Dataset records
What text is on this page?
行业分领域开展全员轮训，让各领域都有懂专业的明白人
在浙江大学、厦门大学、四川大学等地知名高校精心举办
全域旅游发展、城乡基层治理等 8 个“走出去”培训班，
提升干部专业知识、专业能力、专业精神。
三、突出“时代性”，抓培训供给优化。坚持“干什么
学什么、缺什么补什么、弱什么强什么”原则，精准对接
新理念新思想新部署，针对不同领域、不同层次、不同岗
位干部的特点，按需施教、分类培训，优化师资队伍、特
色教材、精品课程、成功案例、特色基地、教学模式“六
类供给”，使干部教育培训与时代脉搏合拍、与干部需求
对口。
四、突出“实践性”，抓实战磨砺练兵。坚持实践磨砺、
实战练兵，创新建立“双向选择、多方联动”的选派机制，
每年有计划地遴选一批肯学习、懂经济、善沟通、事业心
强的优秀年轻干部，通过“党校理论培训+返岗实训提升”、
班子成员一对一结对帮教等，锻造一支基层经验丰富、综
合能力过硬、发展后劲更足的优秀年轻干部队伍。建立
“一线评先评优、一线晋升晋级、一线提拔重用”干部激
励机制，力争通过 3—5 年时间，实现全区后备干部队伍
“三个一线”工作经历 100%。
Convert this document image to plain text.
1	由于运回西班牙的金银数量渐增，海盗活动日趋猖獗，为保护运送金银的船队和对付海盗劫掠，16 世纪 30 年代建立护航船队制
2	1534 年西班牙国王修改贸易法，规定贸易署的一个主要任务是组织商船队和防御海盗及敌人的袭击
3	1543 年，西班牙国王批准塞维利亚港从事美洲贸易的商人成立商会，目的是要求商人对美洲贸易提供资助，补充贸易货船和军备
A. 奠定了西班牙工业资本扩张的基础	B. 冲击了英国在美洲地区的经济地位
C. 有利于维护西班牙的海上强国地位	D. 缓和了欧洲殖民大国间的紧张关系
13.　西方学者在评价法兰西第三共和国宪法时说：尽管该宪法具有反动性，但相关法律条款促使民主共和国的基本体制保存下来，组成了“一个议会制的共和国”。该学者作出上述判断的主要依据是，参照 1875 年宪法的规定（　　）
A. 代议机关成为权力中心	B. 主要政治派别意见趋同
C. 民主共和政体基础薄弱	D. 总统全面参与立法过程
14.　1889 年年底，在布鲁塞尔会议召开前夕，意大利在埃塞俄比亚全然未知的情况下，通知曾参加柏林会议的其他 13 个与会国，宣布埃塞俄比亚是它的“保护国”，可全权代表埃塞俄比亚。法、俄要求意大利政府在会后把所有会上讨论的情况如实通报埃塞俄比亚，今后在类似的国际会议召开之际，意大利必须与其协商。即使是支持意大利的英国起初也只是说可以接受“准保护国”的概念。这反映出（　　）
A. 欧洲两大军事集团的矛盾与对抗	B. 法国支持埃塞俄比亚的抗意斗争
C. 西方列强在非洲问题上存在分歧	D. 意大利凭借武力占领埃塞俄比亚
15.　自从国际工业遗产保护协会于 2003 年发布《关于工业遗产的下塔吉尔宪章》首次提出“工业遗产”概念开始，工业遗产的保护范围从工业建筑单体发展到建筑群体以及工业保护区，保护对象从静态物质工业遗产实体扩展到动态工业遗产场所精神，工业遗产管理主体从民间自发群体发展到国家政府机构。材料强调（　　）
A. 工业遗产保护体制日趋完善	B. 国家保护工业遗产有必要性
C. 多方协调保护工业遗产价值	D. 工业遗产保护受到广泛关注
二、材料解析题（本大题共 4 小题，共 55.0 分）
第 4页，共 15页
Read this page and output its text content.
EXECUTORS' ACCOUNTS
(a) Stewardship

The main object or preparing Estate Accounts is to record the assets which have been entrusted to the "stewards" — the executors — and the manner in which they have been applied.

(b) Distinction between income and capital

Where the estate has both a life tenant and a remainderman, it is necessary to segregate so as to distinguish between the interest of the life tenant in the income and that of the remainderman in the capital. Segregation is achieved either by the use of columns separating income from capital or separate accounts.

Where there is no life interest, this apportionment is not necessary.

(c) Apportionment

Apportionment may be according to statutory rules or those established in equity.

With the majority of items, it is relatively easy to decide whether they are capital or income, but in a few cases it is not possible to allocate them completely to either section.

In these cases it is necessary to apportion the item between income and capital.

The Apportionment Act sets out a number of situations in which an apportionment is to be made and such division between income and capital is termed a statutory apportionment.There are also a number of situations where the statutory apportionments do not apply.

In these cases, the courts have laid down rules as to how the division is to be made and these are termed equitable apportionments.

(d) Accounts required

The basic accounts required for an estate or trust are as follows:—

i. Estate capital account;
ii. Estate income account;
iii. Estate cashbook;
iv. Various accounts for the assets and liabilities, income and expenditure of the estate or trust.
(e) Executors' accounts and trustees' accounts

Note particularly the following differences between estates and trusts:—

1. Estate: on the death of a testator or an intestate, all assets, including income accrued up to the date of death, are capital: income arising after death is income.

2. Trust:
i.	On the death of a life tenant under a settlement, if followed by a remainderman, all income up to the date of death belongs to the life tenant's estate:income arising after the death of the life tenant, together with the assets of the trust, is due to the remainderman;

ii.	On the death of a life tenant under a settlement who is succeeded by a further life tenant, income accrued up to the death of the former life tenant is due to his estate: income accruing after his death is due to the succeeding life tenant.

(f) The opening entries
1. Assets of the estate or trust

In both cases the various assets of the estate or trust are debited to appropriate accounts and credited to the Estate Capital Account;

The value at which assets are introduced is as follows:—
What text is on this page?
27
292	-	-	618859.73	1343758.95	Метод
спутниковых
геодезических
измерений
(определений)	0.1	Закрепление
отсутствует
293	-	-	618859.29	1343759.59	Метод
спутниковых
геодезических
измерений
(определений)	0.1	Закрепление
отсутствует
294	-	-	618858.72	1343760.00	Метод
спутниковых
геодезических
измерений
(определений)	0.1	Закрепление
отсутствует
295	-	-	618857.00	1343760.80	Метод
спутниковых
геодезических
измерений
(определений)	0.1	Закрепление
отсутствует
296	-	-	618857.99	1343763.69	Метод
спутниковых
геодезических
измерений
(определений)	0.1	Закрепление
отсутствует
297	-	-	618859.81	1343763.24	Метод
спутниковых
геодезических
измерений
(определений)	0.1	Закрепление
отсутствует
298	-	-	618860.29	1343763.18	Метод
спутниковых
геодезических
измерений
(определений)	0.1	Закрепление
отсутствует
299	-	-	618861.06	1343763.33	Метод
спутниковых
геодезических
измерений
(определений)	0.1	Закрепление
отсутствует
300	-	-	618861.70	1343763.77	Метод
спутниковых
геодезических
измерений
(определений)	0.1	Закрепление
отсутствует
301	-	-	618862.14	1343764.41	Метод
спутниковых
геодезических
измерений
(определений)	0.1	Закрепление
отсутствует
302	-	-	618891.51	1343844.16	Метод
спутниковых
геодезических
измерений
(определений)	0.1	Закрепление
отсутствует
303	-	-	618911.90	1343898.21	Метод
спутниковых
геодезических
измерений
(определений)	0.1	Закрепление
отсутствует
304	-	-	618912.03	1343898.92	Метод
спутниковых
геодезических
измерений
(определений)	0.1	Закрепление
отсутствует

**Instructions for the task:** Reproduce the records word for word.

**Worked answer:**
What text is on this page?
行业分领域开展全员轮训，让各领域都有懂专业的明白人
在浙江大学、厦门大学、四川大学等地知名高校精心举办
全域旅游发展、城乡基层治理等 8 个“走出去”培训班，
提升干部专业知识、专业能力、专业精神。
三、突出“时代性”，抓培训供给优化。坚持“干什么
学什么、缺什么补什么、弱什么强什么”原则，精准对接
新理念新思想新部署，针对不同领域、不同层次、不同岗
位干部的特点，按需施教、分类培训，优化师资队伍、特
色教材、精品课程、成功案例、特色基地、教学模式“六
类供给”，使干部教育培训与时代脉搏合拍、与干部需求
对口。
四、突出“实践性”，抓实战磨砺练兵。坚持实践磨砺、
实战练兵，创新建立“双向选择、多方联动”的选派机制，
每年有计划地遴选一批肯学习、懂经济、善沟通、事业心
强的优秀年轻干部，通过“党校理论培训+返岗实训提升”、
班子成员一对一结对帮教等，锻造一支基层经验丰富、综
合能力过硬、发展后劲更足的优秀年轻干部队伍。建立
“一线评先评优、一线晋升晋级、一线提拔重用”干部激
励机制，力争通过 3—5 年时间，实现全区后备干部队伍
“三个一线”工作经历 100%。
Convert this document image to plain text.
1	由于运回西班牙的金银数量渐增，海盗活动日趋猖獗，为保护运送金银的船队和对付海盗劫掠，16 世纪 30 年代建立护航船队制
2	1534 年西班牙国王修改贸易法，规定贸易署的一个主要任务是组织商船队和防御海盗及敌人的袭击
3	1543 年，西班牙国王批准塞维利亚港从事美洲贸易的商人成立商会，目的是要求商人对美洲贸易提供资助，补充贸易货船和军备
A. 奠定了西班牙工业资本扩张的基础	B. 冲击了英国在美洲地区的经济地位
C. 有利于维护西班牙的海上强国地位	D. 缓和了欧洲殖民大国间的紧张关系
13.　西方学者在评价法兰西第三共和国宪法时说：尽管该宪法具有反动性，但相关法律条款促使民主共和国的基本体制保存下来，组成了“一个议会制的共和国”。该学者作出上述判断的主要依据是，参照 1875 年宪法的规定（　　）
A. 代议机关成为权力中心	B. 主要政治派别意见趋同
C. 民主共和政体基础薄弱	D. 总统全面参与立法过程
14.　1889 年年底，在布鲁塞尔会议召开前夕，意大利在埃塞俄比亚全然未知的情况下，通知曾参加柏林会议的其他 13 个与会国，宣布埃塞俄比亚是它的“保护国”，可全权代表埃塞俄比亚。法、俄要求意大利政府在会后把所有会上讨论的情况如实通报埃塞俄比亚，今后在类似的国际会议召开之际，意大利必须与其协商。即使是支持意大利的英国起初也只是说可以接受“准保护国”的概念。这反映出（　　）
A. 欧洲两大军事集团的矛盾与对抗	B. 法国支持埃塞俄比亚的抗意斗争
C. 西方列强在非洲问题上存在分歧	D. 意大利凭借武力占领埃塞俄比亚
15.　自从国际工业遗产保护协会于 2003 年发布《关于工业遗产的下塔吉尔宪章》首次提出“工业遗产”概念开始，工业遗产的保护范围从工业建筑单体发展到建筑群体以及工业保护区，保护对象从静态物质工业遗产实体扩展到动态工业遗产场所精神，工业遗产管理主体从民间自发群体发展到国家政府机构。材料强调（　　）
A. 工业遗产保护体制日趋完善	B. 国家保护工业遗产有必要性
C. 多方协调保护工业遗产价值	D. 工业遗产保护受到广泛关注
二、材料解析题（本大题共 4 小题，共 55.0 分）
第 4页，共 15页
Read this page and output its text content.
EXECUTORS' ACCOUNTS
(a) Stewardship

The main object or preparing Estate Accounts is to record the assets which have been entrusted to the "stewards" — the executors — and the manner in which they have been applied.

(b) Distinction between income and capital

Where the estate has both a life tenant and a remainderman, it is necessary to segregate so as to distinguish between the interest of the life tenant in the income and that of the remainderman in the capital. Segregation is achieved either by the use of columns separating income from capital or separate accounts.

Where there is no life interest, this apportionment is not necessary.

(c) Apportionment

Apportionment may be according to statutory rules or those established in equity.

With the majority of items, it is relatively easy to decide whether they are capital or income, but in a few cases it is not possible to allocate them completely to either section.

In these cases it is necessary to apportion the item between income and capital.

The Apportionment Act sets out a number of situations in which an apportionment is to be made and such division between income and capital is termed a statutory apportionment.There are also a number of situations where the statutory apportionments do not apply.

In these cases, the courts have laid down rules as to how the division is to be made and these are termed equitable apportionments.

(d) Accounts required

The basic accounts required for an estate or trust are as follows:—

i. Estate capital account;
ii. Estate income account;
iii. Estate cashbook;
iv. Various accounts for the assets and liabilities, income and expenditure of the estate or trust.
(e) Executors' accounts and trustees' accounts

Note particularly the following differences between estates and trusts:—

1. Estate: on the death of a testator or an intestate, all assets, including income accrued up to the date of death, are capital: income arising after death is income.

2. Trust:
i.	On the death of a life tenant under a settlement, if followed by a remainderman, all income up to the date of death belongs to the life tenant's estate:income arising after the death of the life tenant, together with the assets of the trust, is due to the remainderman;

ii.	On the death of a life tenant under a settlement who is succeeded by a further life tenant, income accrued up to the death of the former life tenant is due to his estate: income accruing after his death is due to the succeeding life tenant.

(f) The opening entries
1. Assets of the estate or trust

In both cases the various assets of the estate or trust are debited to appropriate accounts and credited to the Estate Capital Account;

The value at which assets are introduced is as follows:—
What text is on this page?
27
292	-	-	618859.73	1343758.95	Метод
спутниковых
геодезических
измерений
(определений)	0.1	Закрепление
отсутствует
293	-	-	618859.29	1343759.59	Метод
спутниковых
геодезических
измерений
(определений)	0.1	Закрепление
отсутствует
294	-	-	618858.72	1343760.00	Метод
спутниковых
геодезических
измерений
(определений)	0.1	Закрепление
отсутствует
295	-	-	618857.00	1343760.80	Метод
спутниковых
геодезических
измерений
(определений)	0.1	Закрепление
отсутствует
296	-	-	618857.99	1343763.69	Метод
спутниковых
геодезических
измерений
(определений)	0.1	Закрепление
отсутствует
297	-	-	618859.81	1343763.24	Метод
спутниковых
геодезических
измерений
(определений)	0.1	Закрепление
отсутствует
298	-	-	618860.29	1343763.18	Метод
спутниковых
геодезических
измерений
(определений)	0.1	Закрепление
отсутствует
299	-	-	618861.06	1343763.33	Метод
спутниковых
геодезических
измерений
(определений)	0.1	Закрепление
отсутствует
300	-	-	618861.70	1343763.77	Метод
спутниковых
геодезических
измерений
(определений)	0.1	Закрепление
отсутствует
301	-	-	618862.14	1343764.41	Метод
спутниковых
геодезических
измерений
(определений)	0.1	Закрепление
отсутствует
302	-	-	618891.51	1343844.16	Метод
спутниковых
геодезических
измерений
(определений)	0.1	Закрепление
отсутствует
303	-	-	618911.90	1343898.21	Метод
спутниковых
геодезических
измерений
(определений)	0.1	Закрепление
отсутствует
304	-	-	618912.03	1343898.92	Метод
спутниковых
геодезических
измерений
(определений)	0.1	Закрепление
отсутствует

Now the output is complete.